WORK TO DO = Which lines hold the word "Support"? Copy each of them from the material.

Dataset rows about figures =
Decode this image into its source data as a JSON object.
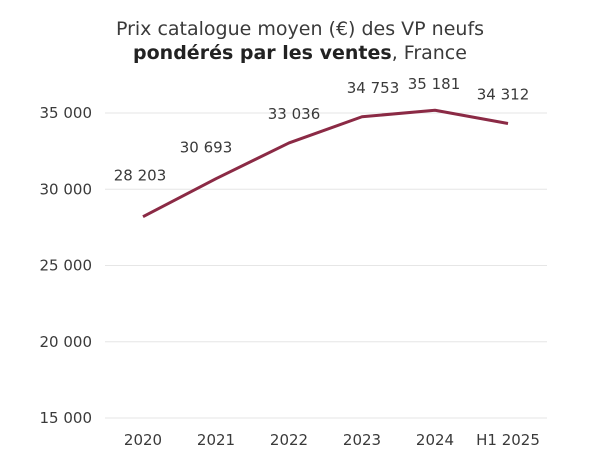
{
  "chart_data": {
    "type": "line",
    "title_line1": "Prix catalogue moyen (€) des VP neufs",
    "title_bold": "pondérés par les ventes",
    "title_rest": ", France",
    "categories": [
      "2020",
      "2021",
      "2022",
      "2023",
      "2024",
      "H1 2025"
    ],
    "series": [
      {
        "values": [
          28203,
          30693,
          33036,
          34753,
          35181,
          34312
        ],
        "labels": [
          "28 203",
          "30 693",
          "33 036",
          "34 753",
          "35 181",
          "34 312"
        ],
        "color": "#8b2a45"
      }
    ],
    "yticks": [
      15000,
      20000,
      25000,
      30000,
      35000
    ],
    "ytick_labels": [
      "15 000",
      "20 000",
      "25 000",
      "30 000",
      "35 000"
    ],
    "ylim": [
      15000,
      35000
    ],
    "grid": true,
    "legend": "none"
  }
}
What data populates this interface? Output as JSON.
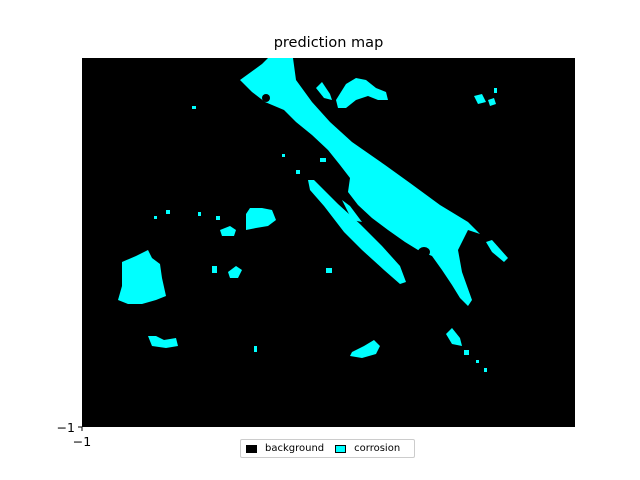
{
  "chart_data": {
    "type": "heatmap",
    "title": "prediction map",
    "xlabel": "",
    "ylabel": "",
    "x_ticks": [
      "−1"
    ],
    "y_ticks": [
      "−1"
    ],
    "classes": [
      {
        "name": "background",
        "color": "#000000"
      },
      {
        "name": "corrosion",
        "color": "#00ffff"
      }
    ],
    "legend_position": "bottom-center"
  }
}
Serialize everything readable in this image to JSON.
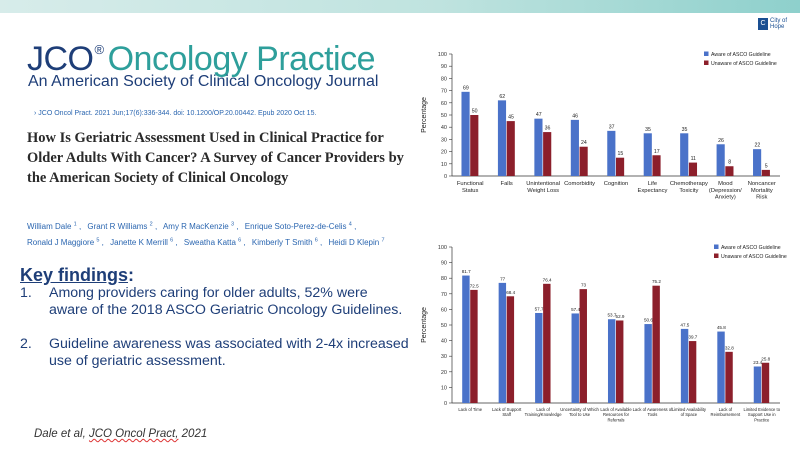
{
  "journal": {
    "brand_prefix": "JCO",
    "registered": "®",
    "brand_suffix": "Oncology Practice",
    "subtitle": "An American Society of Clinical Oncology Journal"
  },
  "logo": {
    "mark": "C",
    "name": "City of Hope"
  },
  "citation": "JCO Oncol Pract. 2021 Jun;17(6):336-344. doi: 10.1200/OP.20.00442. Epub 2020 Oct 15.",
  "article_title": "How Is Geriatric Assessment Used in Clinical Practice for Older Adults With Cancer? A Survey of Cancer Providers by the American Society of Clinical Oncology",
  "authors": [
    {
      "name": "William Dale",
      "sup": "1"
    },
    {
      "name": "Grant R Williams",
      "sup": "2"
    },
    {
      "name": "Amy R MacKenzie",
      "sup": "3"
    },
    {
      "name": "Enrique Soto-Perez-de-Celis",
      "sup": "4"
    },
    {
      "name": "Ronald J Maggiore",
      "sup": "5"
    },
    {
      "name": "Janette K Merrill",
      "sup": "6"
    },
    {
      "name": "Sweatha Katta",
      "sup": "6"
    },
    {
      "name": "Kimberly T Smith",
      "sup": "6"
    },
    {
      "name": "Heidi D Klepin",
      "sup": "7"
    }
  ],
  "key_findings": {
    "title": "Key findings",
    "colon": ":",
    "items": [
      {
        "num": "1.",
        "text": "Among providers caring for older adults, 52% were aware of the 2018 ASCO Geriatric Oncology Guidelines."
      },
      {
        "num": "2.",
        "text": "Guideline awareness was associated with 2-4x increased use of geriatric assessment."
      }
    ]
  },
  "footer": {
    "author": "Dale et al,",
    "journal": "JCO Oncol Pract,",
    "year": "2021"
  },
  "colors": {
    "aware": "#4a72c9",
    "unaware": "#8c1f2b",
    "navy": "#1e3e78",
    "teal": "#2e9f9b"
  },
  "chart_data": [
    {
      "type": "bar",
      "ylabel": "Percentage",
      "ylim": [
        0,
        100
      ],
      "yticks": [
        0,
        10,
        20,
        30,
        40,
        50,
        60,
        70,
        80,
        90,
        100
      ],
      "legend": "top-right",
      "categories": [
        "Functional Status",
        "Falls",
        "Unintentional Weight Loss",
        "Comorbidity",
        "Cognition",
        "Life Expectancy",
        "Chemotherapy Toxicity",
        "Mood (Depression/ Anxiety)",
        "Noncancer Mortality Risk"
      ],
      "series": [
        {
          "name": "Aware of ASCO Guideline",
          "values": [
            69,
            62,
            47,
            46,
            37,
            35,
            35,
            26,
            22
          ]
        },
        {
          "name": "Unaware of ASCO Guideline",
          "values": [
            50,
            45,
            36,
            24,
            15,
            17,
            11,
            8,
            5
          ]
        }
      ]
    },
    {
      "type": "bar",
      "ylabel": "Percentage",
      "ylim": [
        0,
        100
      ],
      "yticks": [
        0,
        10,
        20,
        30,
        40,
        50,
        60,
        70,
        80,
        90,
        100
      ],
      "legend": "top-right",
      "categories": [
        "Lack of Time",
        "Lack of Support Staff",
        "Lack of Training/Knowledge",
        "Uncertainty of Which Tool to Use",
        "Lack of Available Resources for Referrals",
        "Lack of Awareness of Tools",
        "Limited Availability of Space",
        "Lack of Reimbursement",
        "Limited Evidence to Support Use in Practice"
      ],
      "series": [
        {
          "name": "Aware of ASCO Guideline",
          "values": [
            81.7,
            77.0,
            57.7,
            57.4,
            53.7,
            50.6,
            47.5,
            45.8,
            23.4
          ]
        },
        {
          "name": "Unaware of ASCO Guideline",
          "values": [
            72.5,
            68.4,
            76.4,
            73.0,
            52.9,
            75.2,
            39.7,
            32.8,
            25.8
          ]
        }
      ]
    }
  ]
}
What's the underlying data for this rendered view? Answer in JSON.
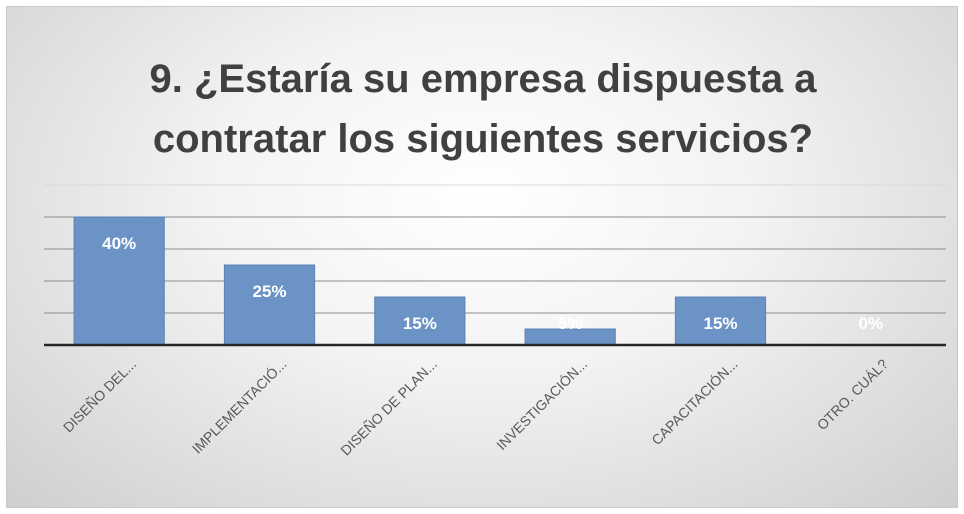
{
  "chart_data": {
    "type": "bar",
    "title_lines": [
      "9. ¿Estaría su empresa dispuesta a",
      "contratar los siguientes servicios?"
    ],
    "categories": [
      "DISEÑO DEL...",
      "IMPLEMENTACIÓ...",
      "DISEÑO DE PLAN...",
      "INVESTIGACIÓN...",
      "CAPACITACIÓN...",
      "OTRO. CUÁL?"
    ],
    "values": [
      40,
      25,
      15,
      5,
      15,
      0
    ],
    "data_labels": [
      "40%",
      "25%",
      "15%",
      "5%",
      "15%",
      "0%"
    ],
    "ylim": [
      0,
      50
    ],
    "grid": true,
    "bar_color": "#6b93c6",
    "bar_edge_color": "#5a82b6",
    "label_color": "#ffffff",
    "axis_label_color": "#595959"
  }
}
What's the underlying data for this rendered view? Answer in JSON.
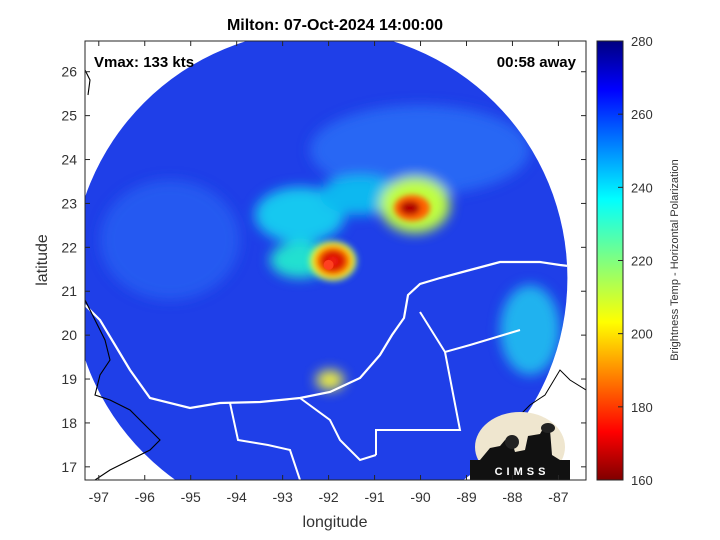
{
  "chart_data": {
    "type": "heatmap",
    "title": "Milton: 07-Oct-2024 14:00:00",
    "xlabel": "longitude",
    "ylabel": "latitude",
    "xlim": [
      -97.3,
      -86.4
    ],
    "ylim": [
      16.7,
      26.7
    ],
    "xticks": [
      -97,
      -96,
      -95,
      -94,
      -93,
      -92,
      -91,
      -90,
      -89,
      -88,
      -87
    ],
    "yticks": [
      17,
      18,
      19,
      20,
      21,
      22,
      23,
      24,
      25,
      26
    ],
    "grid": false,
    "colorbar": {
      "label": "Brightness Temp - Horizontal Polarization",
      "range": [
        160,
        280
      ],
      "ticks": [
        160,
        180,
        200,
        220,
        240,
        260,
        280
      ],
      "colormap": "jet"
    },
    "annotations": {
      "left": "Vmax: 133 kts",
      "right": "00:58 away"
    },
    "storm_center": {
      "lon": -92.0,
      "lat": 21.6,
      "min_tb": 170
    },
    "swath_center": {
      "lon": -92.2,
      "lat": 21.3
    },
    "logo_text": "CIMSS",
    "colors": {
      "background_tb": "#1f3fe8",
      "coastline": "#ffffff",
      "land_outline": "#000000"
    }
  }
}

IN RESPONSE =
        "Lack of Support Staff",
        "Limited Evidence to Support Use in Practice"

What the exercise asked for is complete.